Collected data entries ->
⁂

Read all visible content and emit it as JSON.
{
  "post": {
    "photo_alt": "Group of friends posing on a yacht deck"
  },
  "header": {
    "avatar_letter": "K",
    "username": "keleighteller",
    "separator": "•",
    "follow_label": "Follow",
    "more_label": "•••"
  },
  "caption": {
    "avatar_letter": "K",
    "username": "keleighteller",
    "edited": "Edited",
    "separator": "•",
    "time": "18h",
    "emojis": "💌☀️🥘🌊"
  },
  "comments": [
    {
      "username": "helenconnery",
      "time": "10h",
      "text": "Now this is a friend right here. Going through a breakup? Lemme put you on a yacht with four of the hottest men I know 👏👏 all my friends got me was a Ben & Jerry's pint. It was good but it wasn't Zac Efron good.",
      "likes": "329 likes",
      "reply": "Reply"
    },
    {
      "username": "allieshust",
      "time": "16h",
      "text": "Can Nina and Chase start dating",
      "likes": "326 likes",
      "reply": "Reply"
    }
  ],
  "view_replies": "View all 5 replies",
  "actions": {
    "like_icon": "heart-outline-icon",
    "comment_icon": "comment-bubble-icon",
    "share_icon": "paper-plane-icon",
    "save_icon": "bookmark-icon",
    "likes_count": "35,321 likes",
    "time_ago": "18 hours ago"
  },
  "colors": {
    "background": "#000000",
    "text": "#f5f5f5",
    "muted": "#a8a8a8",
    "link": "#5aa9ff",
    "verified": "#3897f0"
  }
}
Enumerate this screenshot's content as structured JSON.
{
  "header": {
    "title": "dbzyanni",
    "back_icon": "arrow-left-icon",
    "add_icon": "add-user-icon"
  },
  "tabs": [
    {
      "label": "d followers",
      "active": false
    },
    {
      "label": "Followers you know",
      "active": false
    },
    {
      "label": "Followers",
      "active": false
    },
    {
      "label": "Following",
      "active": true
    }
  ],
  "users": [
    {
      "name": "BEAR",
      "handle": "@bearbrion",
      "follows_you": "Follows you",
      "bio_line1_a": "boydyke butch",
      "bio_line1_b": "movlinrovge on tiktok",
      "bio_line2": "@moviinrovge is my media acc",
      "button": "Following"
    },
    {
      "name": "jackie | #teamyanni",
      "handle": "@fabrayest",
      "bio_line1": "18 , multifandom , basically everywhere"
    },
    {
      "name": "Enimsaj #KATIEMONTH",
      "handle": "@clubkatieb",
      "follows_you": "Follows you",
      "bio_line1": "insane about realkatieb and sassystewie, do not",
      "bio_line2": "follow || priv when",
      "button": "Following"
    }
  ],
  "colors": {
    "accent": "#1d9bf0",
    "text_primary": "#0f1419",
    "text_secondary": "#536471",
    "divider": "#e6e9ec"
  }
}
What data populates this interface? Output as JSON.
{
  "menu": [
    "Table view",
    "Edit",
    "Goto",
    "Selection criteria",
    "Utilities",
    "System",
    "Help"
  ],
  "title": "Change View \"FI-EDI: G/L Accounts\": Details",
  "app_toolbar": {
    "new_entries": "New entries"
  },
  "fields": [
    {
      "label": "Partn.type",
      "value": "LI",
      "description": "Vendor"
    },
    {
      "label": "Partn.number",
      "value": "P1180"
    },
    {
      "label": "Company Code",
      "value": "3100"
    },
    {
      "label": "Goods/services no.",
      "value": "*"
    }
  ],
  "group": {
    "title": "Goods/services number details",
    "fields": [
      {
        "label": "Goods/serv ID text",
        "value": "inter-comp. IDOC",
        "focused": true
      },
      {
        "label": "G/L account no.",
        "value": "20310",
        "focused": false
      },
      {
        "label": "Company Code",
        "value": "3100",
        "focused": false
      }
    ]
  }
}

⁂

Request -> Sift through the entries and copy every line with "yacht".

Complete output ->
    "photo_alt": "Group of friends posing on a yacht deck"
      "text": "Now this is a friend right here. Going through a breakup? Lemme put you on a yacht with four of the hottest men I know 👏👏 all my friends got me was a Ben & Jerry's pint. It was good but it wasn't Zac Efron good.",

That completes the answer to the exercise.